Supplied passage:
========
Thursday, May 30, 2024

Thank god China is only protesting against Taiwan in India; In Fiji they take matters into hands

Indian media ought to be grateful that their response to Taiwan’s National Day early this month was only met by pre-emptive warnings and angry retorts by the Chinese officials including their ambassador to India. In a far remote Suva, capital of Fiji, there was this issue of manhandling.

On October 8, Taiwan had displayed its flag in a party in the Fijian capital. The cake being served also resembled the red-and-blue flag of the nation.

It had the local Chinese officials highly upset. They arrived at the public area of the party, claiming to be carrying out “official duties” and found the celebration an attempt to create “Two Chinas” or “One China, One Taiwan.” They apparently tried to take photos of attendees. In the scuffle that ensued, one of the Chinese officials was injured, Zhao Lijian, spokesperson of the Chinese Ministry of Foreign Affairs was to say later.

Taiwan was aghast and angry. Its’ foreign minister Joseph Wu condemned China’s “uncivilized wolf warriors”, a term used around the world referring to the new breed of muscular Chinese diplomacy. “As a sovereign state, we’ll celebrate Taiwan National Day everywhere, every year,” said Wu.
========
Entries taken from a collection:
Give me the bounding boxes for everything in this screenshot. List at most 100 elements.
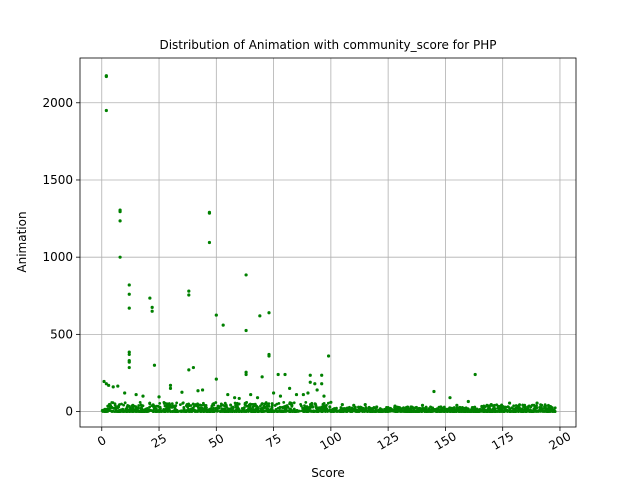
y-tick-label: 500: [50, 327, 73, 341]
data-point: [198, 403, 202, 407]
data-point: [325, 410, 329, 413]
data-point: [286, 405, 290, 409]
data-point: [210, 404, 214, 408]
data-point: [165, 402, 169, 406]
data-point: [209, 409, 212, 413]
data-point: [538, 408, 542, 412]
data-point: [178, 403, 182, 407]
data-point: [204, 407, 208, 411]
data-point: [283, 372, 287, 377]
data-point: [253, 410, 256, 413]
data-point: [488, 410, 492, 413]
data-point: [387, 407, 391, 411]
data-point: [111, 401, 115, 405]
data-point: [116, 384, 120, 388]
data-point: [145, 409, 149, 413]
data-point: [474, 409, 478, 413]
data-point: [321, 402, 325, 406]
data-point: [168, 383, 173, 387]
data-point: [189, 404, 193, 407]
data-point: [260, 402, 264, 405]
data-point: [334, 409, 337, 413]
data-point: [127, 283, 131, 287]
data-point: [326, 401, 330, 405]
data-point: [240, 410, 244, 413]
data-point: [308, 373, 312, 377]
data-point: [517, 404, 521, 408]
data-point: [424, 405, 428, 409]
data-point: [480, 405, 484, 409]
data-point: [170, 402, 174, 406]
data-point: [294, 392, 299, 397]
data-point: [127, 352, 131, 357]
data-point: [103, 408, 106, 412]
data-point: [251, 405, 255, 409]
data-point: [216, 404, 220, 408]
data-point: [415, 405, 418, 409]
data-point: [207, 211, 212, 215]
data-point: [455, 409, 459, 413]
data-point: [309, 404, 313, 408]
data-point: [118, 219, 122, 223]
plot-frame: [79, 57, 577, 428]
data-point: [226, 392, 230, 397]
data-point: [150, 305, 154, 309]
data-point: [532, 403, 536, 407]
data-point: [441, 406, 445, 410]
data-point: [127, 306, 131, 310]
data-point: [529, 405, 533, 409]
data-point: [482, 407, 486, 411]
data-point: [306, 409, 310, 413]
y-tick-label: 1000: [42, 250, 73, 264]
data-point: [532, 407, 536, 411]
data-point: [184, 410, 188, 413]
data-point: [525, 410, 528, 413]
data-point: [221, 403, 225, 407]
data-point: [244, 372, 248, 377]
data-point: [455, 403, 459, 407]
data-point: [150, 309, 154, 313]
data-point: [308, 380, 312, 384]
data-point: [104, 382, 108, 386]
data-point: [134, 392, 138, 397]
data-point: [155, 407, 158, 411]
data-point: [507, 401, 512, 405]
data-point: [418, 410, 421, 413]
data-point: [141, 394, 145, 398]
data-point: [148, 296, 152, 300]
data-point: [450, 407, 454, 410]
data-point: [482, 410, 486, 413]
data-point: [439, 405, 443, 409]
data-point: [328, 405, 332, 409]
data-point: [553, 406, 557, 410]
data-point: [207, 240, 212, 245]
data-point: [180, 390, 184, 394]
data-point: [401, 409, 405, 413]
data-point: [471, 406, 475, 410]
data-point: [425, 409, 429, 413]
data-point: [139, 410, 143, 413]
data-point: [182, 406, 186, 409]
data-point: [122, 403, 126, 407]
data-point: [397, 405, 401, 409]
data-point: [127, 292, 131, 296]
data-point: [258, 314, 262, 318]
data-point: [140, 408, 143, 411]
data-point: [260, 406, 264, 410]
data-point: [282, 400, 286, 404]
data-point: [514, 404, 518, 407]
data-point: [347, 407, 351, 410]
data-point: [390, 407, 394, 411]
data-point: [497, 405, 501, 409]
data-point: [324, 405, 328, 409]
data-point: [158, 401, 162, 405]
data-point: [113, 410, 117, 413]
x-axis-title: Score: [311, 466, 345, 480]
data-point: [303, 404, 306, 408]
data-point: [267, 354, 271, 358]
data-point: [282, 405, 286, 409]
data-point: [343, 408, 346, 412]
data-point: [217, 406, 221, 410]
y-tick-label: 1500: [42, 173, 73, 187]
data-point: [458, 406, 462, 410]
========
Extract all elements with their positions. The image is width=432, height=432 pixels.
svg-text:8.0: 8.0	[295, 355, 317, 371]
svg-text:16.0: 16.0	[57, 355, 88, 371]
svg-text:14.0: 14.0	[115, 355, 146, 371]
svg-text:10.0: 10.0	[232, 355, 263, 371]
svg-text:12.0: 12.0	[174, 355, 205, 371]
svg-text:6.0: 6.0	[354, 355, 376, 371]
========
Set of tasks:
**a.** List every phrase or sentence that the Taiwan National Day article places inside quotation marks.
**b.** Reproduce the part of the Taiwan National Day article that opens with the words containing "Thank god China" and closes with "issue of manhandling.", substituting "Indian press" for "Indian media".
**c.** Turn the paragraph of the Taiwan National Day article beginning "It had the local Chinese officials highly upset" into a short bulleted list that keeps its main facts.

Solution set:
**a.**
- “official duties”
- “Two Chinas”
- “One China, One Taiwan.”
- “uncivilized wolf warriors”
- “As a sovereign state, we’ll celebrate Taiwan National Day everywhere, every year,”

**b.**
Thank god China is only protesting against Taiwan in India; In Fiji they take matters into hands

Indian press ought to be grateful that their response to Taiwan’s National Day early this month was only met by pre-emptive warnings and angry retorts by the Chinese officials including their ambassador to India. In a far remote Suva, capital of Fiji, there was this issue of manhandling.

**c.**
- Local Chinese officials were highly upset by the celebration.
- They came to the public area of the party, saying they were carrying out “official duties.”
- They saw the event as an attempt to create “Two Chinas” or “One China, One Taiwan.”
- They apparently tried to photograph attendees.
- A scuffle followed, and one Chinese official was injured, according to Zhao Lijian, spokesperson of the Chinese Ministry of Foreign Affairs.